__SUPPLIED MATERIAL__:
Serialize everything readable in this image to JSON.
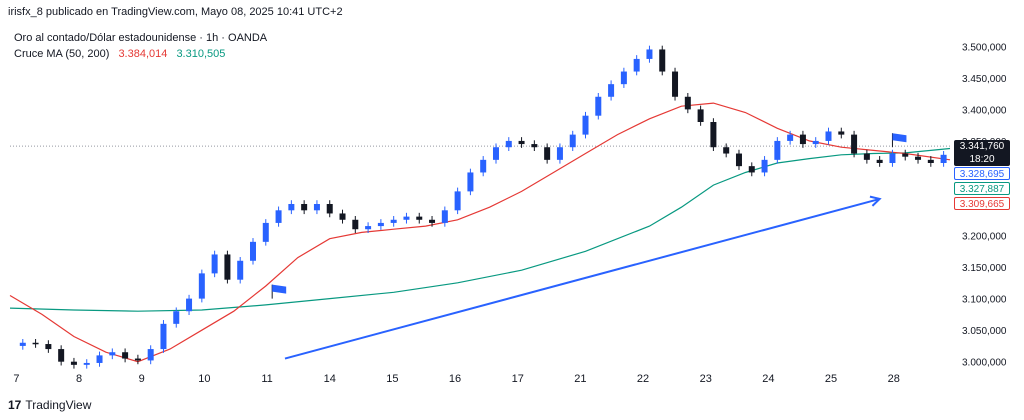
{
  "caption": "irisfx_8 publicado en TradingView.com, Mayo 08, 2025 10:41 UTC+2",
  "legend": {
    "symbol_line": "Oro al contado/Dólar estadounidense · 1h · OANDA",
    "ma_label": "Cruce MA (50, 200)",
    "ma50_value": "3.384,014",
    "ma200_value": "3.310,505"
  },
  "price_labels": {
    "current_price": "3.341,760",
    "countdown": "18:20",
    "blue": "3.328,695",
    "green": "3.327,887",
    "red": "3.309,665"
  },
  "footer": {
    "brand": "TradingView",
    "logo_text": "17"
  },
  "colors": {
    "up": "#2962ff",
    "down": "#131722",
    "ma50": "#e53935",
    "ma200": "#089981",
    "arrow": "#2962ff"
  },
  "chart_data": {
    "type": "line",
    "title": "",
    "y_ticks": [
      "3.500,000",
      "3.450,000",
      "3.400,000",
      "3.350,000",
      "3.300,000",
      "3.250,000",
      "3.200,000",
      "3.150,000",
      "3.100,000",
      "3.050,000",
      "3.000,000"
    ],
    "y_tick_values": [
      3500,
      3450,
      3400,
      3350,
      3300,
      3250,
      3200,
      3150,
      3100,
      3050,
      3000
    ],
    "x_ticks": [
      "7",
      "8",
      "9",
      "10",
      "11",
      "14",
      "15",
      "16",
      "17",
      "21",
      "22",
      "23",
      "24",
      "25",
      "28"
    ],
    "x_tick_index": [
      0,
      1,
      2,
      3,
      4,
      5,
      6,
      7,
      8,
      9,
      10,
      11,
      12,
      13,
      14
    ],
    "ylim": [
      2990,
      3510
    ],
    "xlim": [
      0,
      14.7
    ],
    "price_series": {
      "name": "",
      "x": [
        0,
        0.2,
        0.4,
        0.6,
        0.8,
        1.0,
        1.2,
        1.4,
        1.6,
        1.8,
        2.0,
        2.2,
        2.4,
        2.6,
        2.8,
        3.0,
        3.2,
        3.4,
        3.6,
        3.8,
        4.0,
        4.2,
        4.4,
        4.6,
        4.8,
        5.0,
        5.2,
        5.4,
        5.6,
        5.8,
        6.0,
        6.2,
        6.4,
        6.6,
        6.8,
        7.0,
        7.2,
        7.4,
        7.6,
        7.8,
        8.0,
        8.2,
        8.4,
        8.6,
        8.8,
        9.0,
        9.2,
        9.4,
        9.6,
        9.8,
        10.0,
        10.2,
        10.4,
        10.6,
        10.8,
        11.0,
        11.2,
        11.4,
        11.6,
        11.8,
        12.0,
        12.2,
        12.4,
        12.6,
        12.8,
        13.0,
        13.2,
        13.4,
        13.6,
        13.8,
        14.0,
        14.2,
        14.4,
        14.6
      ],
      "values": [
        3025,
        3030,
        3028,
        3020,
        3000,
        2995,
        2998,
        3010,
        3015,
        3005,
        3002,
        3020,
        3060,
        3080,
        3100,
        3140,
        3170,
        3130,
        3160,
        3190,
        3220,
        3240,
        3250,
        3240,
        3250,
        3235,
        3225,
        3210,
        3215,
        3220,
        3225,
        3230,
        3225,
        3220,
        3240,
        3270,
        3300,
        3320,
        3340,
        3350,
        3345,
        3340,
        3320,
        3340,
        3360,
        3390,
        3420,
        3440,
        3460,
        3480,
        3495,
        3460,
        3420,
        3400,
        3380,
        3340,
        3330,
        3310,
        3300,
        3320,
        3350,
        3360,
        3345,
        3350,
        3365,
        3360,
        3330,
        3320,
        3315,
        3330,
        3325,
        3320,
        3315,
        3328
      ]
    },
    "ma50_series": {
      "x": [
        0,
        0.5,
        1.0,
        1.5,
        2.0,
        2.5,
        3.0,
        3.5,
        4.0,
        4.5,
        5.0,
        5.5,
        6.0,
        6.5,
        7.0,
        7.5,
        8.0,
        8.5,
        9.0,
        9.5,
        10.0,
        10.5,
        11.0,
        11.5,
        12.0,
        12.5,
        13.0,
        13.5,
        14.0,
        14.7
      ],
      "values": [
        3105,
        3075,
        3040,
        3015,
        3000,
        3020,
        3050,
        3080,
        3120,
        3165,
        3195,
        3205,
        3210,
        3215,
        3225,
        3245,
        3270,
        3300,
        3330,
        3360,
        3385,
        3405,
        3410,
        3395,
        3370,
        3350,
        3340,
        3335,
        3330,
        3320
      ]
    },
    "ma200_series": {
      "x": [
        0,
        1.0,
        2.0,
        3.0,
        4.0,
        5.0,
        6.0,
        7.0,
        8.0,
        9.0,
        10.0,
        10.5,
        11.0,
        11.5,
        12.0,
        12.5,
        13.0,
        13.5,
        14.0,
        14.7
      ],
      "values": [
        3085,
        3082,
        3080,
        3082,
        3090,
        3100,
        3110,
        3125,
        3145,
        3175,
        3215,
        3245,
        3280,
        3300,
        3315,
        3322,
        3328,
        3330,
        3331,
        3338
      ]
    },
    "arrow": {
      "from_x": 4.3,
      "from_y": 3005,
      "to_x": 13.6,
      "to_y": 3258
    },
    "flags": [
      {
        "x": 4.1,
        "y": 3100
      },
      {
        "x": 13.8,
        "y": 3340
      }
    ],
    "current_price_value": 3341.76
  }
}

__EXERCISE OBJECTIVE__: Excluding the pictures, restate the records above word for word.

__IN RESPONSE__:
Serialize everything readable in this image to JSON.
{
  "caption": "irisfx_8 publicado en TradingView.com, Mayo 08, 2025 10:41 UTC+2",
  "legend": {
    "symbol_line": "Oro al contado/Dólar estadounidense · 1h · OANDA",
    "ma_label": "Cruce MA (50, 200)",
    "ma50_value": "3.384,014",
    "ma200_value": "3.310,505"
  },
  "price_labels": {
    "current_price": "3.341,760",
    "countdown": "18:20",
    "blue": "3.328,695",
    "green": "3.327,887",
    "red": "3.309,665"
  },
  "footer": {
    "brand": "TradingView",
    "logo_text": "17"
  },
  "colors": {
    "up": "#2962ff",
    "down": "#131722",
    "ma50": "#e53935",
    "ma200": "#089981",
    "arrow": "#2962ff"
  },
  "chart_data": {
    "type": "line",
    "title": "",
    "y_ticks": [
      "3.500,000",
      "3.450,000",
      "3.400,000",
      "3.350,000",
      "3.300,000",
      "3.250,000",
      "3.200,000",
      "3.150,000",
      "3.100,000",
      "3.050,000",
      "3.000,000"
    ],
    "y_tick_values": [
      3500,
      3450,
      3400,
      3350,
      3300,
      3250,
      3200,
      3150,
      3100,
      3050,
      3000
    ],
    "x_ticks": [
      "7",
      "8",
      "9",
      "10",
      "11",
      "14",
      "15",
      "16",
      "17",
      "21",
      "22",
      "23",
      "24",
      "25",
      "28"
    ],
    "x_tick_index": [
      0,
      1,
      2,
      3,
      4,
      5,
      6,
      7,
      8,
      9,
      10,
      11,
      12,
      13,
      14
    ],
    "ylim": [
      2990,
      3510
    ],
    "xlim": [
      0,
      14.7
    ],
    "price_series": {
      "name": "",
      "x": [
        0,
        0.2,
        0.4,
        0.6,
        0.8,
        1.0,
        1.2,
        1.4,
        1.6,
        1.8,
        2.0,
        2.2,
        2.4,
        2.6,
        2.8,
        3.0,
        3.2,
        3.4,
        3.6,
        3.8,
        4.0,
        4.2,
        4.4,
        4.6,
        4.8,
        5.0,
        5.2,
        5.4,
        5.6,
        5.8,
        6.0,
        6.2,
        6.4,
        6.6,
        6.8,
        7.0,
        7.2,
        7.4,
        7.6,
        7.8,
        8.0,
        8.2,
        8.4,
        8.6,
        8.8,
        9.0,
        9.2,
        9.4,
        9.6,
        9.8,
        10.0,
        10.2,
        10.4,
        10.6,
        10.8,
        11.0,
        11.2,
        11.4,
        11.6,
        11.8,
        12.0,
        12.2,
        12.4,
        12.6,
        12.8,
        13.0,
        13.2,
        13.4,
        13.6,
        13.8,
        14.0,
        14.2,
        14.4,
        14.6
      ],
      "values": [
        3025,
        3030,
        3028,
        3020,
        3000,
        2995,
        2998,
        3010,
        3015,
        3005,
        3002,
        3020,
        3060,
        3080,
        3100,
        3140,
        3170,
        3130,
        3160,
        3190,
        3220,
        3240,
        3250,
        3240,
        3250,
        3235,
        3225,
        3210,
        3215,
        3220,
        3225,
        3230,
        3225,
        3220,
        3240,
        3270,
        3300,
        3320,
        3340,
        3350,
        3345,
        3340,
        3320,
        3340,
        3360,
        3390,
        3420,
        3440,
        3460,
        3480,
        3495,
        3460,
        3420,
        3400,
        3380,
        3340,
        3330,
        3310,
        3300,
        3320,
        3350,
        3360,
        3345,
        3350,
        3365,
        3360,
        3330,
        3320,
        3315,
        3330,
        3325,
        3320,
        3315,
        3328
      ]
    },
    "ma50_series": {
      "x": [
        0,
        0.5,
        1.0,
        1.5,
        2.0,
        2.5,
        3.0,
        3.5,
        4.0,
        4.5,
        5.0,
        5.5,
        6.0,
        6.5,
        7.0,
        7.5,
        8.0,
        8.5,
        9.0,
        9.5,
        10.0,
        10.5,
        11.0,
        11.5,
        12.0,
        12.5,
        13.0,
        13.5,
        14.0,
        14.7
      ],
      "values": [
        3105,
        3075,
        3040,
        3015,
        3000,
        3020,
        3050,
        3080,
        3120,
        3165,
        3195,
        3205,
        3210,
        3215,
        3225,
        3245,
        3270,
        3300,
        3330,
        3360,
        3385,
        3405,
        3410,
        3395,
        3370,
        3350,
        3340,
        3335,
        3330,
        3320
      ]
    },
    "ma200_series": {
      "x": [
        0,
        1.0,
        2.0,
        3.0,
        4.0,
        5.0,
        6.0,
        7.0,
        8.0,
        9.0,
        10.0,
        10.5,
        11.0,
        11.5,
        12.0,
        12.5,
        13.0,
        13.5,
        14.0,
        14.7
      ],
      "values": [
        3085,
        3082,
        3080,
        3082,
        3090,
        3100,
        3110,
        3125,
        3145,
        3175,
        3215,
        3245,
        3280,
        3300,
        3315,
        3322,
        3328,
        3330,
        3331,
        3338
      ]
    },
    "arrow": {
      "from_x": 4.3,
      "from_y": 3005,
      "to_x": 13.6,
      "to_y": 3258
    },
    "flags": [
      {
        "x": 4.1,
        "y": 3100
      },
      {
        "x": 13.8,
        "y": 3340
      }
    ],
    "current_price_value": 3341.76
  }
}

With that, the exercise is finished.